-- start DATA --

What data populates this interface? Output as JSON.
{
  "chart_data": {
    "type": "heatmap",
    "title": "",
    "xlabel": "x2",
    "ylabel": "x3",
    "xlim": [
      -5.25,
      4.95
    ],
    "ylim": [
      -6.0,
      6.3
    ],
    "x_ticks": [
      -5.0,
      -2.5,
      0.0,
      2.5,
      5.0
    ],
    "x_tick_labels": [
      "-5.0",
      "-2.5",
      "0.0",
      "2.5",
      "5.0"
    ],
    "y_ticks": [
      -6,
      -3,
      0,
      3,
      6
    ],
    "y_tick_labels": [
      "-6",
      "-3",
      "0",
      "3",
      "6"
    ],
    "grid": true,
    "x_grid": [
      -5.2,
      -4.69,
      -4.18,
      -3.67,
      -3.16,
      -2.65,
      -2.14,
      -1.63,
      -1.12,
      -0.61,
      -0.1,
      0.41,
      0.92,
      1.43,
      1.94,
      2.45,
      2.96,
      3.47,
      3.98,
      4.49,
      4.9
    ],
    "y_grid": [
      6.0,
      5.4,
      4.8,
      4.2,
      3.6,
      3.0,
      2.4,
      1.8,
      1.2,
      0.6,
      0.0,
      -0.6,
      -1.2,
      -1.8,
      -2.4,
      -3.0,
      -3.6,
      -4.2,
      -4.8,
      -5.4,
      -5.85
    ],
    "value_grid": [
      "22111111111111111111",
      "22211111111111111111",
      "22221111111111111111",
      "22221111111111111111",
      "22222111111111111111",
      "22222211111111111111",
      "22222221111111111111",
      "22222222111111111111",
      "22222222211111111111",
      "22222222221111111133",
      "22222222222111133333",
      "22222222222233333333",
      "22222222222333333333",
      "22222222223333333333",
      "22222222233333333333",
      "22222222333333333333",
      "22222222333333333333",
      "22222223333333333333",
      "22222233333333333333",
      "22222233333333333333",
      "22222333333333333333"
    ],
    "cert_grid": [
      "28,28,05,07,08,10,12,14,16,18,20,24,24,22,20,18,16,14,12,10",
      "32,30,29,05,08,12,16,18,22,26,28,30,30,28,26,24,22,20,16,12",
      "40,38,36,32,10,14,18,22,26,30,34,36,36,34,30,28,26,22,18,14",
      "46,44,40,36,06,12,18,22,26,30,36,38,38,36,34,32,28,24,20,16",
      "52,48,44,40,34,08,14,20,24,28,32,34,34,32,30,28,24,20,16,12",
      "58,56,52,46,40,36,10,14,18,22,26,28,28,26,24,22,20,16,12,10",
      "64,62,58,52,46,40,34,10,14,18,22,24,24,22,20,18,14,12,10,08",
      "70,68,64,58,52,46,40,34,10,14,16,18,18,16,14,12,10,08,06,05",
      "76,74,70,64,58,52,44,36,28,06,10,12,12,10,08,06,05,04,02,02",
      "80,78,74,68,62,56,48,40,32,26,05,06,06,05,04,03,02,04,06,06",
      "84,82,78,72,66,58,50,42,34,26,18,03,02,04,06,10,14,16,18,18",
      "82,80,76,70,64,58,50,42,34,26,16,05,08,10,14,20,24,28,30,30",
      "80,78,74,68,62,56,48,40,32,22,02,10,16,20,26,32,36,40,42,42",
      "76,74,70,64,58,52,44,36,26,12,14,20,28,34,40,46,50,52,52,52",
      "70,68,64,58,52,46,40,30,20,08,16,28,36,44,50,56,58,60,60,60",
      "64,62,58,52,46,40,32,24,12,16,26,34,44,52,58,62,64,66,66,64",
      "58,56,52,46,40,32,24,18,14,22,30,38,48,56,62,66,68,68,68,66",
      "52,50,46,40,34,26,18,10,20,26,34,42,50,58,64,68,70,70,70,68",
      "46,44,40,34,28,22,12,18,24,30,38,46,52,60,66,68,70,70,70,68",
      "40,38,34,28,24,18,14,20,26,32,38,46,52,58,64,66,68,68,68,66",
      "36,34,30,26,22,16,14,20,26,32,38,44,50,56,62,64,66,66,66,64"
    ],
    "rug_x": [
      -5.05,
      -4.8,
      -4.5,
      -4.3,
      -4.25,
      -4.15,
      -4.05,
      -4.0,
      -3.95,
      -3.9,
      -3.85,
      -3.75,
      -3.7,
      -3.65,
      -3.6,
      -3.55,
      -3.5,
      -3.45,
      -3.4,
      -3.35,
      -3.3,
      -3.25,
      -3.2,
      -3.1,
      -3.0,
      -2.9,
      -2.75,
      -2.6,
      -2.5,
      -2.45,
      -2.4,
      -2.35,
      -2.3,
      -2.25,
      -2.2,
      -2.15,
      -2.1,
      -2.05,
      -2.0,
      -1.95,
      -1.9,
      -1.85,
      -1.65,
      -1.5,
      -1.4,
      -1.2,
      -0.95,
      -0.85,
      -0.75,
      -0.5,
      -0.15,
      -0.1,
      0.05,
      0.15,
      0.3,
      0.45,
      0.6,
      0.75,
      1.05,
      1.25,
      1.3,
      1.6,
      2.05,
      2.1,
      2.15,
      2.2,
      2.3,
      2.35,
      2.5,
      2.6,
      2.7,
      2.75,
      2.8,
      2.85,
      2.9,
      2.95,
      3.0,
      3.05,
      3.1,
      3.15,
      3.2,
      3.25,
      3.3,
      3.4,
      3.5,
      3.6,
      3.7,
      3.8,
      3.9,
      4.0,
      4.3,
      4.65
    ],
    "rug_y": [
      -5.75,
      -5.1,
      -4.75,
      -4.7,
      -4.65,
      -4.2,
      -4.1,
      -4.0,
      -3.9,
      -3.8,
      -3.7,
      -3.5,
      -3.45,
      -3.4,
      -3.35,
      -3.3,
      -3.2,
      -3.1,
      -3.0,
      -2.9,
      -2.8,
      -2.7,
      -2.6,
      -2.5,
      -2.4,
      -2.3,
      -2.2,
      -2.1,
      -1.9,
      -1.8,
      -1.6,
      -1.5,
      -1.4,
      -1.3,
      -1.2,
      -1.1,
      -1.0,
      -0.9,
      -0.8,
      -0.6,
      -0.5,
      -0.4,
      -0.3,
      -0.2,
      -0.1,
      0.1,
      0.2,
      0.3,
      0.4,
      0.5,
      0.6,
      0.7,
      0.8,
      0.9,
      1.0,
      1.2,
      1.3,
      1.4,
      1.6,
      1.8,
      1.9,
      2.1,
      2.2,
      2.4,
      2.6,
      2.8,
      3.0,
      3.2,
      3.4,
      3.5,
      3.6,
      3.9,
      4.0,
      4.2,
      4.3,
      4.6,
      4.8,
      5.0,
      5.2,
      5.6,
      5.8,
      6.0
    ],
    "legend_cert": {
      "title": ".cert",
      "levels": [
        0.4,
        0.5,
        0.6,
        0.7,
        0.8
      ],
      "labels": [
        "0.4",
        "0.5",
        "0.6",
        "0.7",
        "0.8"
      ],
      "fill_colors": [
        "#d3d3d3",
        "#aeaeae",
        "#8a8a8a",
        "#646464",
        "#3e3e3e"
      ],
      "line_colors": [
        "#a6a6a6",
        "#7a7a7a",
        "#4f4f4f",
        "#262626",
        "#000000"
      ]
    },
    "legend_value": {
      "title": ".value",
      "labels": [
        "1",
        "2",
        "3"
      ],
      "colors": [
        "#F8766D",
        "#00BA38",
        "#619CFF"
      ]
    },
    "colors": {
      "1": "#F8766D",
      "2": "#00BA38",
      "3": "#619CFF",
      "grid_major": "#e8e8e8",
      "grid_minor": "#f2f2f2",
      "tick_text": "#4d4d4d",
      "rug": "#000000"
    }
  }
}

-- end DATA --

EXERCISE: Reproduce all data above, unchanged.

TASK SOLUTION:
What data populates this interface? Output as JSON.
{
  "chart_data": {
    "type": "heatmap",
    "title": "",
    "xlabel": "x2",
    "ylabel": "x3",
    "xlim": [
      -5.25,
      4.95
    ],
    "ylim": [
      -6.0,
      6.3
    ],
    "x_ticks": [
      -5.0,
      -2.5,
      0.0,
      2.5,
      5.0
    ],
    "x_tick_labels": [
      "-5.0",
      "-2.5",
      "0.0",
      "2.5",
      "5.0"
    ],
    "y_ticks": [
      -6,
      -3,
      0,
      3,
      6
    ],
    "y_tick_labels": [
      "-6",
      "-3",
      "0",
      "3",
      "6"
    ],
    "grid": true,
    "x_grid": [
      -5.2,
      -4.69,
      -4.18,
      -3.67,
      -3.16,
      -2.65,
      -2.14,
      -1.63,
      -1.12,
      -0.61,
      -0.1,
      0.41,
      0.92,
      1.43,
      1.94,
      2.45,
      2.96,
      3.47,
      3.98,
      4.49,
      4.9
    ],
    "y_grid": [
      6.0,
      5.4,
      4.8,
      4.2,
      3.6,
      3.0,
      2.4,
      1.8,
      1.2,
      0.6,
      0.0,
      -0.6,
      -1.2,
      -1.8,
      -2.4,
      -3.0,
      -3.6,
      -4.2,
      -4.8,
      -5.4,
      -5.85
    ],
    "value_grid": [
      "22111111111111111111",
      "22211111111111111111",
      "22221111111111111111",
      "22221111111111111111",
      "22222111111111111111",
      "22222211111111111111",
      "22222221111111111111",
      "22222222111111111111",
      "22222222211111111111",
      "22222222221111111133",
      "22222222222111133333",
      "22222222222233333333",
      "22222222222333333333",
      "22222222223333333333",
      "22222222233333333333",
      "22222222333333333333",
      "22222222333333333333",
      "22222223333333333333",
      "22222233333333333333",
      "22222233333333333333",
      "22222333333333333333"
    ],
    "cert_grid": [
      "28,28,05,07,08,10,12,14,16,18,20,24,24,22,20,18,16,14,12,10",
      "32,30,29,05,08,12,16,18,22,26,28,30,30,28,26,24,22,20,16,12",
      "40,38,36,32,10,14,18,22,26,30,34,36,36,34,30,28,26,22,18,14",
      "46,44,40,36,06,12,18,22,26,30,36,38,38,36,34,32,28,24,20,16",
      "52,48,44,40,34,08,14,20,24,28,32,34,34,32,30,28,24,20,16,12",
      "58,56,52,46,40,36,10,14,18,22,26,28,28,26,24,22,20,16,12,10",
      "64,62,58,52,46,40,34,10,14,18,22,24,24,22,20,18,14,12,10,08",
      "70,68,64,58,52,46,40,34,10,14,16,18,18,16,14,12,10,08,06,05",
      "76,74,70,64,58,52,44,36,28,06,10,12,12,10,08,06,05,04,02,02",
      "80,78,74,68,62,56,48,40,32,26,05,06,06,05,04,03,02,04,06,06",
      "84,82,78,72,66,58,50,42,34,26,18,03,02,04,06,10,14,16,18,18",
      "82,80,76,70,64,58,50,42,34,26,16,05,08,10,14,20,24,28,30,30",
      "80,78,74,68,62,56,48,40,32,22,02,10,16,20,26,32,36,40,42,42",
      "76,74,70,64,58,52,44,36,26,12,14,20,28,34,40,46,50,52,52,52",
      "70,68,64,58,52,46,40,30,20,08,16,28,36,44,50,56,58,60,60,60",
      "64,62,58,52,46,40,32,24,12,16,26,34,44,52,58,62,64,66,66,64",
      "58,56,52,46,40,32,24,18,14,22,30,38,48,56,62,66,68,68,68,66",
      "52,50,46,40,34,26,18,10,20,26,34,42,50,58,64,68,70,70,70,68",
      "46,44,40,34,28,22,12,18,24,30,38,46,52,60,66,68,70,70,70,68",
      "40,38,34,28,24,18,14,20,26,32,38,46,52,58,64,66,68,68,68,66",
      "36,34,30,26,22,16,14,20,26,32,38,44,50,56,62,64,66,66,66,64"
    ],
    "rug_x": [
      -5.05,
      -4.8,
      -4.5,
      -4.3,
      -4.25,
      -4.15,
      -4.05,
      -4.0,
      -3.95,
      -3.9,
      -3.85,
      -3.75,
      -3.7,
      -3.65,
      -3.6,
      -3.55,
      -3.5,
      -3.45,
      -3.4,
      -3.35,
      -3.3,
      -3.25,
      -3.2,
      -3.1,
      -3.0,
      -2.9,
      -2.75,
      -2.6,
      -2.5,
      -2.45,
      -2.4,
      -2.35,
      -2.3,
      -2.25,
      -2.2,
      -2.15,
      -2.1,
      -2.05,
      -2.0,
      -1.95,
      -1.9,
      -1.85,
      -1.65,
      -1.5,
      -1.4,
      -1.2,
      -0.95,
      -0.85,
      -0.75,
      -0.5,
      -0.15,
      -0.1,
      0.05,
      0.15,
      0.3,
      0.45,
      0.6,
      0.75,
      1.05,
      1.25,
      1.3,
      1.6,
      2.05,
      2.1,
      2.15,
      2.2,
      2.3,
      2.35,
      2.5,
      2.6,
      2.7,
      2.75,
      2.8,
      2.85,
      2.9,
      2.95,
      3.0,
      3.05,
      3.1,
      3.15,
      3.2,
      3.25,
      3.3,
      3.4,
      3.5,
      3.6,
      3.7,
      3.8,
      3.9,
      4.0,
      4.3,
      4.65
    ],
    "rug_y": [
      -5.75,
      -5.1,
      -4.75,
      -4.7,
      -4.65,
      -4.2,
      -4.1,
      -4.0,
      -3.9,
      -3.8,
      -3.7,
      -3.5,
      -3.45,
      -3.4,
      -3.35,
      -3.3,
      -3.2,
      -3.1,
      -3.0,
      -2.9,
      -2.8,
      -2.7,
      -2.6,
      -2.5,
      -2.4,
      -2.3,
      -2.2,
      -2.1,
      -1.9,
      -1.8,
      -1.6,
      -1.5,
      -1.4,
      -1.3,
      -1.2,
      -1.1,
      -1.0,
      -0.9,
      -0.8,
      -0.6,
      -0.5,
      -0.4,
      -0.3,
      -0.2,
      -0.1,
      0.1,
      0.2,
      0.3,
      0.4,
      0.5,
      0.6,
      0.7,
      0.8,
      0.9,
      1.0,
      1.2,
      1.3,
      1.4,
      1.6,
      1.8,
      1.9,
      2.1,
      2.2,
      2.4,
      2.6,
      2.8,
      3.0,
      3.2,
      3.4,
      3.5,
      3.6,
      3.9,
      4.0,
      4.2,
      4.3,
      4.6,
      4.8,
      5.0,
      5.2,
      5.6,
      5.8,
      6.0
    ],
    "legend_cert": {
      "title": ".cert",
      "levels": [
        0.4,
        0.5,
        0.6,
        0.7,
        0.8
      ],
      "labels": [
        "0.4",
        "0.5",
        "0.6",
        "0.7",
        "0.8"
      ],
      "fill_colors": [
        "#d3d3d3",
        "#aeaeae",
        "#8a8a8a",
        "#646464",
        "#3e3e3e"
      ],
      "line_colors": [
        "#a6a6a6",
        "#7a7a7a",
        "#4f4f4f",
        "#262626",
        "#000000"
      ]
    },
    "legend_value": {
      "title": ".value",
      "labels": [
        "1",
        "2",
        "3"
      ],
      "colors": [
        "#F8766D",
        "#00BA38",
        "#619CFF"
      ]
    },
    "colors": {
      "1": "#F8766D",
      "2": "#00BA38",
      "3": "#619CFF",
      "grid_major": "#e8e8e8",
      "grid_minor": "#f2f2f2",
      "tick_text": "#4d4d4d",
      "rug": "#000000"
    }
  }
}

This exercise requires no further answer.